**What needs to be done**
Write the material out again exactly as it stands.

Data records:

—————

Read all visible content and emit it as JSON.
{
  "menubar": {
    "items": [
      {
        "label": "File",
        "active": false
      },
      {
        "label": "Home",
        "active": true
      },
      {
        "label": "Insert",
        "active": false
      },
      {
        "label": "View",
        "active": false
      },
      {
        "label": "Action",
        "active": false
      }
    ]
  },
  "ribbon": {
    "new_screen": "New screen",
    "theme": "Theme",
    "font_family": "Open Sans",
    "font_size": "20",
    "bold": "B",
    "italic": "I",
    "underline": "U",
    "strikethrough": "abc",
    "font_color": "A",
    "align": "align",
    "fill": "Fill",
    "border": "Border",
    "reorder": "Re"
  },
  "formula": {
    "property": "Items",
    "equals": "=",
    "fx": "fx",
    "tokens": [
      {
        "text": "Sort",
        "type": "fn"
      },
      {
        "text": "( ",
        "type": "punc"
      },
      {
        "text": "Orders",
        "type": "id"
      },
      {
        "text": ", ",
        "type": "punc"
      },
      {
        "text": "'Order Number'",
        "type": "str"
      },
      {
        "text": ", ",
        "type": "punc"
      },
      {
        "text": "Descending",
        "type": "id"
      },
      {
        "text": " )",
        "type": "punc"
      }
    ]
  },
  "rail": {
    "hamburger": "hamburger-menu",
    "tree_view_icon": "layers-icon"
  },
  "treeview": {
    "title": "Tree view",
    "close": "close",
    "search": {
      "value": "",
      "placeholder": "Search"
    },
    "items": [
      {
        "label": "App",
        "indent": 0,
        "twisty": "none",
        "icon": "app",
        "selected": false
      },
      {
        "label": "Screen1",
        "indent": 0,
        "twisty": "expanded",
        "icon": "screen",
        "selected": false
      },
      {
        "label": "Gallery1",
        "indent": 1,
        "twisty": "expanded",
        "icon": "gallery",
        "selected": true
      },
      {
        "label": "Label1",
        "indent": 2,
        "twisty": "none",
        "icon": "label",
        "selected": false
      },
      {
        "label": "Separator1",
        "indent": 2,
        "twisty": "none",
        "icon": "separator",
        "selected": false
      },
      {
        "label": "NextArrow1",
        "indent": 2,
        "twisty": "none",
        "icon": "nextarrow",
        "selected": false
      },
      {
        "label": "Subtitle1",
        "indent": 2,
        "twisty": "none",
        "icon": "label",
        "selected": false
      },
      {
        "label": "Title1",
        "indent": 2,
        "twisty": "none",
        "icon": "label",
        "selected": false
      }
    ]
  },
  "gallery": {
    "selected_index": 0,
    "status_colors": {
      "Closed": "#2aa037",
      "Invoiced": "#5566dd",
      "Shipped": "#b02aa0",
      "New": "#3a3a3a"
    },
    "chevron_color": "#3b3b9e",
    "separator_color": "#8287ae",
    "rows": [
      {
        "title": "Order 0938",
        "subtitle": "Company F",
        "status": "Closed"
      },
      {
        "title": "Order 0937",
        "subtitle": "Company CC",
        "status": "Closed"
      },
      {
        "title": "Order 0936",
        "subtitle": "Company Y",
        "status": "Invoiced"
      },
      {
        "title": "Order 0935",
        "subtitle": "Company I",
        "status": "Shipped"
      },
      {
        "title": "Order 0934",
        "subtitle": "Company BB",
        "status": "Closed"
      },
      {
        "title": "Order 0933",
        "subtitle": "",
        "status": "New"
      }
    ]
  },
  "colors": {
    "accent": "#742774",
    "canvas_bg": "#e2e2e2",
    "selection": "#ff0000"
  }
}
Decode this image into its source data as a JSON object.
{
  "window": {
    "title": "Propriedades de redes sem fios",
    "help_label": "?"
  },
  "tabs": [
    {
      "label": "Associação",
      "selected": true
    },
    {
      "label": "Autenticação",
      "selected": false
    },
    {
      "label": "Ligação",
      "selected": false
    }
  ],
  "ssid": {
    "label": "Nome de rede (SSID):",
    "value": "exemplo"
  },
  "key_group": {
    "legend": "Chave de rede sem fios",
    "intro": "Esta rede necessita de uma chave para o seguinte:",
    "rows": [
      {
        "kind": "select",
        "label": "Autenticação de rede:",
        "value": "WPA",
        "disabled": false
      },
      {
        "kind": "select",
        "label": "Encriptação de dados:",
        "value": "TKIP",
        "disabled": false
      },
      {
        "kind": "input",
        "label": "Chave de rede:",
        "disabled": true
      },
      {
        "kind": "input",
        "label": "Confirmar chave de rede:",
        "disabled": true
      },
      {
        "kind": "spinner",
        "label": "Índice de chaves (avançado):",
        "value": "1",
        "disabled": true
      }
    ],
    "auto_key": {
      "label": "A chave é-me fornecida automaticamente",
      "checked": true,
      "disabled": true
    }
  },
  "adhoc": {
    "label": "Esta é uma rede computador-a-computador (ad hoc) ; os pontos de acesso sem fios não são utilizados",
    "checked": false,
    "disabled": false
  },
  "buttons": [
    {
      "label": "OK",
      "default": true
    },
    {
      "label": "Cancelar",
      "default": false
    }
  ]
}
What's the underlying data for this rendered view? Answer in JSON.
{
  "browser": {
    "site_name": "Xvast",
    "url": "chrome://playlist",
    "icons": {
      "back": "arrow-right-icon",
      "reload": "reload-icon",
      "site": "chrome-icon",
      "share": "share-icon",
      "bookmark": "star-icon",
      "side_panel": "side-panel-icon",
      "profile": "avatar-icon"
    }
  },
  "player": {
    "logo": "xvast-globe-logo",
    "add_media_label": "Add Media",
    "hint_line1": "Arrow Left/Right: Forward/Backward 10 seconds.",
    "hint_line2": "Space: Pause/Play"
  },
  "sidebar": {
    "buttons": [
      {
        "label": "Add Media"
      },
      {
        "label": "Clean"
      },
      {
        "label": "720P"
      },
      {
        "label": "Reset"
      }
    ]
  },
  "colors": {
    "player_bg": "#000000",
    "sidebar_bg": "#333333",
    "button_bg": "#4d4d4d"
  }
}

—————

**The response**
Read all visible content and emit it as JSON.
{
  "menubar": {
    "items": [
      {
        "label": "File",
        "active": false
      },
      {
        "label": "Home",
        "active": true
      },
      {
        "label": "Insert",
        "active": false
      },
      {
        "label": "View",
        "active": false
      },
      {
        "label": "Action",
        "active": false
      }
    ]
  },
  "ribbon": {
    "new_screen": "New screen",
    "theme": "Theme",
    "font_family": "Open Sans",
    "font_size": "20",
    "bold": "B",
    "italic": "I",
    "underline": "U",
    "strikethrough": "abc",
    "font_color": "A",
    "align": "align",
    "fill": "Fill",
    "border": "Border",
    "reorder": "Re"
  },
  "formula": {
    "property": "Items",
    "equals": "=",
    "fx": "fx",
    "tokens": [
      {
        "text": "Sort",
        "type": "fn"
      },
      {
        "text": "( ",
        "type": "punc"
      },
      {
        "text": "Orders",
        "type": "id"
      },
      {
        "text": ", ",
        "type": "punc"
      },
      {
        "text": "'Order Number'",
        "type": "str"
      },
      {
        "text": ", ",
        "type": "punc"
      },
      {
        "text": "Descending",
        "type": "id"
      },
      {
        "text": " )",
        "type": "punc"
      }
    ]
  },
  "rail": {
    "hamburger": "hamburger-menu",
    "tree_view_icon": "layers-icon"
  },
  "treeview": {
    "title": "Tree view",
    "close": "close",
    "search": {
      "value": "",
      "placeholder": "Search"
    },
    "items": [
      {
        "label": "App",
        "indent": 0,
        "twisty": "none",
        "icon": "app",
        "selected": false
      },
      {
        "label": "Screen1",
        "indent": 0,
        "twisty": "expanded",
        "icon": "screen",
        "selected": false
      },
      {
        "label": "Gallery1",
        "indent": 1,
        "twisty": "expanded",
        "icon": "gallery",
        "selected": true
      },
      {
        "label": "Label1",
        "indent": 2,
        "twisty": "none",
        "icon": "label",
        "selected": false
      },
      {
        "label": "Separator1",
        "indent": 2,
        "twisty": "none",
        "icon": "separator",
        "selected": false
      },
      {
        "label": "NextArrow1",
        "indent": 2,
        "twisty": "none",
        "icon": "nextarrow",
        "selected": false
      },
      {
        "label": "Subtitle1",
        "indent": 2,
        "twisty": "none",
        "icon": "label",
        "selected": false
      },
      {
        "label": "Title1",
        "indent": 2,
        "twisty": "none",
        "icon": "label",
        "selected": false
      }
    ]
  },
  "gallery": {
    "selected_index": 0,
    "status_colors": {
      "Closed": "#2aa037",
      "Invoiced": "#5566dd",
      "Shipped": "#b02aa0",
      "New": "#3a3a3a"
    },
    "chevron_color": "#3b3b9e",
    "separator_color": "#8287ae",
    "rows": [
      {
        "title": "Order 0938",
        "subtitle": "Company F",
        "status": "Closed"
      },
      {
        "title": "Order 0937",
        "subtitle": "Company CC",
        "status": "Closed"
      },
      {
        "title": "Order 0936",
        "subtitle": "Company Y",
        "status": "Invoiced"
      },
      {
        "title": "Order 0935",
        "subtitle": "Company I",
        "status": "Shipped"
      },
      {
        "title": "Order 0934",
        "subtitle": "Company BB",
        "status": "Closed"
      },
      {
        "title": "Order 0933",
        "subtitle": "",
        "status": "New"
      }
    ]
  },
  "colors": {
    "accent": "#742774",
    "canvas_bg": "#e2e2e2",
    "selection": "#ff0000"
  }
}
Decode this image into its source data as a JSON object.
{
  "window": {
    "title": "Propriedades de redes sem fios",
    "help_label": "?"
  },
  "tabs": [
    {
      "label": "Associação",
      "selected": true
    },
    {
      "label": "Autenticação",
      "selected": false
    },
    {
      "label": "Ligação",
      "selected": false
    }
  ],
  "ssid": {
    "label": "Nome de rede (SSID):",
    "value": "exemplo"
  },
  "key_group": {
    "legend": "Chave de rede sem fios",
    "intro": "Esta rede necessita de uma chave para o seguinte:",
    "rows": [
      {
        "kind": "select",
        "label": "Autenticação de rede:",
        "value": "WPA",
        "disabled": false
      },
      {
        "kind": "select",
        "label": "Encriptação de dados:",
        "value": "TKIP",
        "disabled": false
      },
      {
        "kind": "input",
        "label": "Chave de rede:",
        "disabled": true
      },
      {
        "kind": "input",
        "label": "Confirmar chave de rede:",
        "disabled": true
      },
      {
        "kind": "spinner",
        "label": "Índice de chaves (avançado):",
        "value": "1",
        "disabled": true
      }
    ],
    "auto_key": {
      "label": "A chave é-me fornecida automaticamente",
      "checked": true,
      "disabled": true
    }
  },
  "adhoc": {
    "label": "Esta é uma rede computador-a-computador (ad hoc) ; os pontos de acesso sem fios não são utilizados",
    "checked": false,
    "disabled": false
  },
  "buttons": [
    {
      "label": "OK",
      "default": true
    },
    {
      "label": "Cancelar",
      "default": false
    }
  ]
}
What's the underlying data for this rendered view? Answer in JSON.
{
  "browser": {
    "site_name": "Xvast",
    "url": "chrome://playlist",
    "icons": {
      "back": "arrow-right-icon",
      "reload": "reload-icon",
      "site": "chrome-icon",
      "share": "share-icon",
      "bookmark": "star-icon",
      "side_panel": "side-panel-icon",
      "profile": "avatar-icon"
    }
  },
  "player": {
    "logo": "xvast-globe-logo",
    "add_media_label": "Add Media",
    "hint_line1": "Arrow Left/Right: Forward/Backward 10 seconds.",
    "hint_line2": "Space: Pause/Play"
  },
  "sidebar": {
    "buttons": [
      {
        "label": "Add Media"
      },
      {
        "label": "Clean"
      },
      {
        "label": "720P"
      },
      {
        "label": "Reset"
      }
    ]
  },
  "colors": {
    "player_bg": "#000000",
    "sidebar_bg": "#333333",
    "button_bg": "#4d4d4d"
  }
}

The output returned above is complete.